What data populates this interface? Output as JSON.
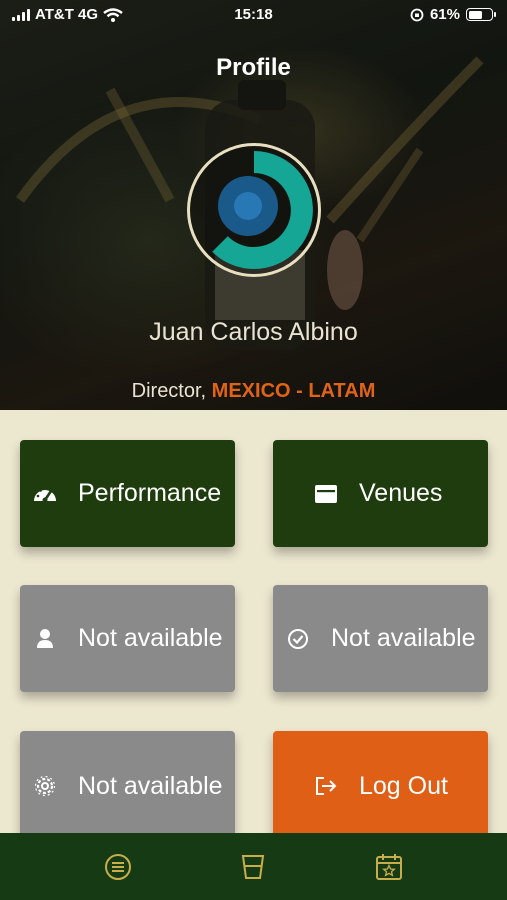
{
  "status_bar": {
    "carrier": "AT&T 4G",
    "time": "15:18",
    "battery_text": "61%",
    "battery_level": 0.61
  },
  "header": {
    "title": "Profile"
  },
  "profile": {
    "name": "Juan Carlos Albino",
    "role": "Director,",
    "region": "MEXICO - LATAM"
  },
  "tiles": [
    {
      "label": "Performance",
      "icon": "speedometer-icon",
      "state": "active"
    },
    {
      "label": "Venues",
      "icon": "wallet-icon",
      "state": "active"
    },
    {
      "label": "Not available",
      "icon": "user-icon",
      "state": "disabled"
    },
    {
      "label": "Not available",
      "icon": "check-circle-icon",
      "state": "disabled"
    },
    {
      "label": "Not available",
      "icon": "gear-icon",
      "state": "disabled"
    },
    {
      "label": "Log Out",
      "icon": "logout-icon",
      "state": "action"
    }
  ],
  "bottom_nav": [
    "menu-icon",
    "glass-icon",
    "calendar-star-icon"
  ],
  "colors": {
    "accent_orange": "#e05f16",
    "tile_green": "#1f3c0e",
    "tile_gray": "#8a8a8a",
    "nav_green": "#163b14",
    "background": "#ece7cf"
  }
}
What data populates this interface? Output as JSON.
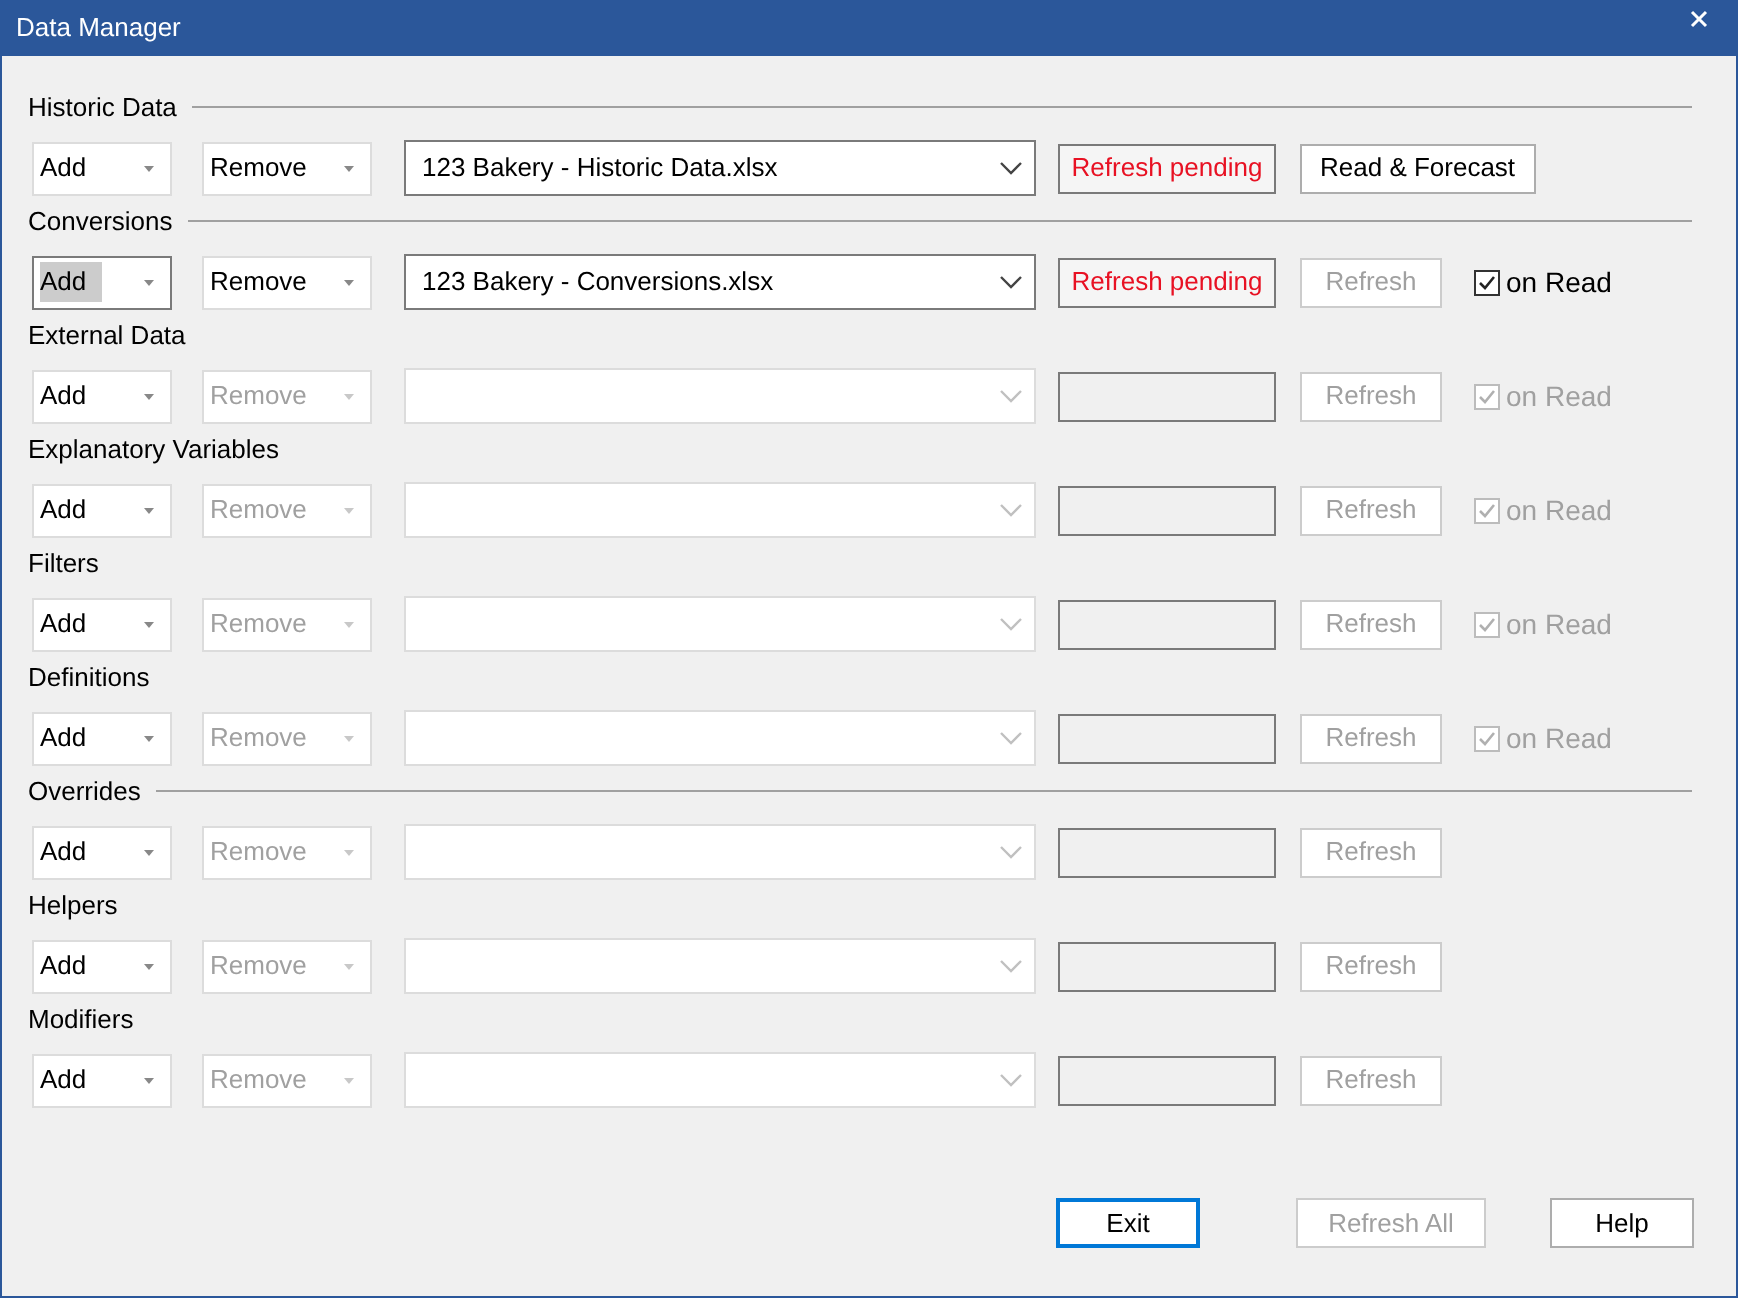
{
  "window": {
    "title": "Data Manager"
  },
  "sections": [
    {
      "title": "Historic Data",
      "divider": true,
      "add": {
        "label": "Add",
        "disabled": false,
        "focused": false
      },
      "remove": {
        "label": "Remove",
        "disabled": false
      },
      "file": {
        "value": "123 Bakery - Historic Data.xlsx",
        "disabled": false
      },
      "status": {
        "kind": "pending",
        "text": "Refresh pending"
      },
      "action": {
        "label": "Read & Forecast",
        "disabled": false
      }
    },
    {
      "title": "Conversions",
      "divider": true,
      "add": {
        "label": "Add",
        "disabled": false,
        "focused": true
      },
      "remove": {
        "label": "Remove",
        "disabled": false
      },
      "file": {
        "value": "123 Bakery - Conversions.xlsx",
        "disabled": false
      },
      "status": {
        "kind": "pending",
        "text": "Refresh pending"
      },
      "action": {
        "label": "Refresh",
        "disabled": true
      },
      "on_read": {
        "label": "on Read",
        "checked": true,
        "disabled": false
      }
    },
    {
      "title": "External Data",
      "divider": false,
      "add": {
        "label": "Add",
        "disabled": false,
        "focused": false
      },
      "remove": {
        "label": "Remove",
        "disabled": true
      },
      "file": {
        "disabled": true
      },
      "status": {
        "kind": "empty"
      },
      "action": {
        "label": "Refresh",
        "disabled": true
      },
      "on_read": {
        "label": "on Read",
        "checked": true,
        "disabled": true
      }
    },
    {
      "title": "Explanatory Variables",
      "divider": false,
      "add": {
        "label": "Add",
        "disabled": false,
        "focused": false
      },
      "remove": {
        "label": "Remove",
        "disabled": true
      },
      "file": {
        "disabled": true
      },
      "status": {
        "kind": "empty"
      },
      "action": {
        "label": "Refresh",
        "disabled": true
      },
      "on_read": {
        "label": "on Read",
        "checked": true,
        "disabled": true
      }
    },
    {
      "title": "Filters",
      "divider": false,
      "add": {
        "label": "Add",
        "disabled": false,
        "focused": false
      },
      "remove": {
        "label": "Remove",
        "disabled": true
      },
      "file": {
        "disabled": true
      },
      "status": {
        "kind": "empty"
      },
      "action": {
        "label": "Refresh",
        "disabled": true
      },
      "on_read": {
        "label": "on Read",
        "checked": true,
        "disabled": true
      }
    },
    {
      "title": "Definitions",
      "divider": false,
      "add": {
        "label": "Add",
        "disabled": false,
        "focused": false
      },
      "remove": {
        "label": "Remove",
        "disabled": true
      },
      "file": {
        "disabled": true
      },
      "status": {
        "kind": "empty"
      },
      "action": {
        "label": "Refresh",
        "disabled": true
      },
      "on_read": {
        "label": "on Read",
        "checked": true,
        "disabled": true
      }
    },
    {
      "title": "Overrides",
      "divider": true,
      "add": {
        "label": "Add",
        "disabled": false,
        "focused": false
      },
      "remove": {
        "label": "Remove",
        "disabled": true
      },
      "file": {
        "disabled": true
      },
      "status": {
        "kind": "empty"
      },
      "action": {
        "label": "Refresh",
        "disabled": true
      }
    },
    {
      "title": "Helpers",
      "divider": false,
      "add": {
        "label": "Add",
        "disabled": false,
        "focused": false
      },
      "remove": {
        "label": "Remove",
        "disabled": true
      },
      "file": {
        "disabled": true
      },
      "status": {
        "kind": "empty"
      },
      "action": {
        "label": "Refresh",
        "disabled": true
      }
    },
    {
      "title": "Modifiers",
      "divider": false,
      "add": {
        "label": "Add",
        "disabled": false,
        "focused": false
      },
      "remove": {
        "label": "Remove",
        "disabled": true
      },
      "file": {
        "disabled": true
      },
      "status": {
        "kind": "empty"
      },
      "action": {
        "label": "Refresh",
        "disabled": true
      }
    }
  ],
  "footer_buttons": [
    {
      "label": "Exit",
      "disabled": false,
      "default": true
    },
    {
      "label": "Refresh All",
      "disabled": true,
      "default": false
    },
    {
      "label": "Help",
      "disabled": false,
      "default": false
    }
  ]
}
--
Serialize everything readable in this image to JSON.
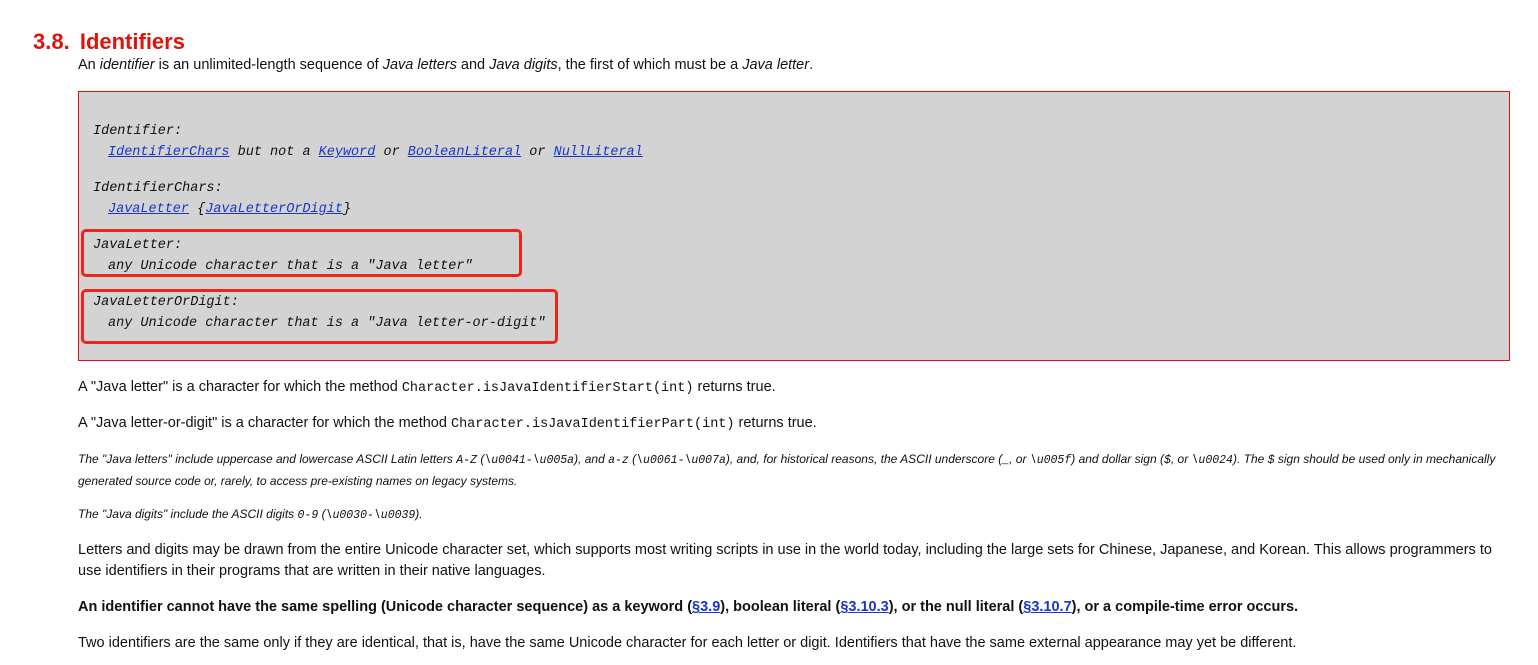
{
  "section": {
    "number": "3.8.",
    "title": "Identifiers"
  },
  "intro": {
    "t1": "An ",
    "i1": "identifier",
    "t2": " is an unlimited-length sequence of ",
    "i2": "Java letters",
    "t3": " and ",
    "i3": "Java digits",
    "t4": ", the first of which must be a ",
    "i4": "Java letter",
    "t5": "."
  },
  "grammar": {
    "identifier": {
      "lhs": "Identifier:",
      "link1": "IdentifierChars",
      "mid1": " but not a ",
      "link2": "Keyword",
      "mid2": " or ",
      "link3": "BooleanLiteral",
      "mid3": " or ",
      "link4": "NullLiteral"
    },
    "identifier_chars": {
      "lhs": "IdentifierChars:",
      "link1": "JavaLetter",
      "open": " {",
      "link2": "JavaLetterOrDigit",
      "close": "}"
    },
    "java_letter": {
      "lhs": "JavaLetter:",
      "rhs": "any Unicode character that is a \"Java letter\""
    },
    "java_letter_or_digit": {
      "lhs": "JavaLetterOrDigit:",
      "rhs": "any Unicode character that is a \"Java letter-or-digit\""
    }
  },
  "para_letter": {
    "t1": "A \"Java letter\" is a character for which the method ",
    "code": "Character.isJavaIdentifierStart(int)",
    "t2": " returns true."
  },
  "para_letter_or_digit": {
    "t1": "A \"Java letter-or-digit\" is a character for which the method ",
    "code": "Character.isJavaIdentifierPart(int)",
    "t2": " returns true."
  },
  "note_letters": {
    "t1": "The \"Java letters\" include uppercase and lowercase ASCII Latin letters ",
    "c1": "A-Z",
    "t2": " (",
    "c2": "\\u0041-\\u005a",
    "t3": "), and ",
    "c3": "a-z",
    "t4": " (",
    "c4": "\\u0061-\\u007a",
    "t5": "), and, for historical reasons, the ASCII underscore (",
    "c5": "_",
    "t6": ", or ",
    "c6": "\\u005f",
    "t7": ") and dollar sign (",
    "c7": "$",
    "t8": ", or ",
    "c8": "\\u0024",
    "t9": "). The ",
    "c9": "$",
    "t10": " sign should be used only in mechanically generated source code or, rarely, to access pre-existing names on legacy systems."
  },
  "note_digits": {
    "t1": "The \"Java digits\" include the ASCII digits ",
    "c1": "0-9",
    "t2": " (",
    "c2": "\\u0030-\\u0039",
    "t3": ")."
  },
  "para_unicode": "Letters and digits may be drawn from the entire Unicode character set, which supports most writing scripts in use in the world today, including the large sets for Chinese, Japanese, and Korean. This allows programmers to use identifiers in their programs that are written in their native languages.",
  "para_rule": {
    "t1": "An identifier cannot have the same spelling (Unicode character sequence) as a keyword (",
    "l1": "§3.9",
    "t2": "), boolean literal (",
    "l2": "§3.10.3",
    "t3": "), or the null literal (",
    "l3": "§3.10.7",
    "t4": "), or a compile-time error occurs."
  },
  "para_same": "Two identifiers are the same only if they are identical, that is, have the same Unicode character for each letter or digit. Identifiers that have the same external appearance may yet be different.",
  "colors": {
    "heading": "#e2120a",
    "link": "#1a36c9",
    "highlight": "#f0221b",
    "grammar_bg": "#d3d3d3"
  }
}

### The exercise
In the listing above, count each line that holds the string "Conversions". Give the number only.

### Output for this exercise
2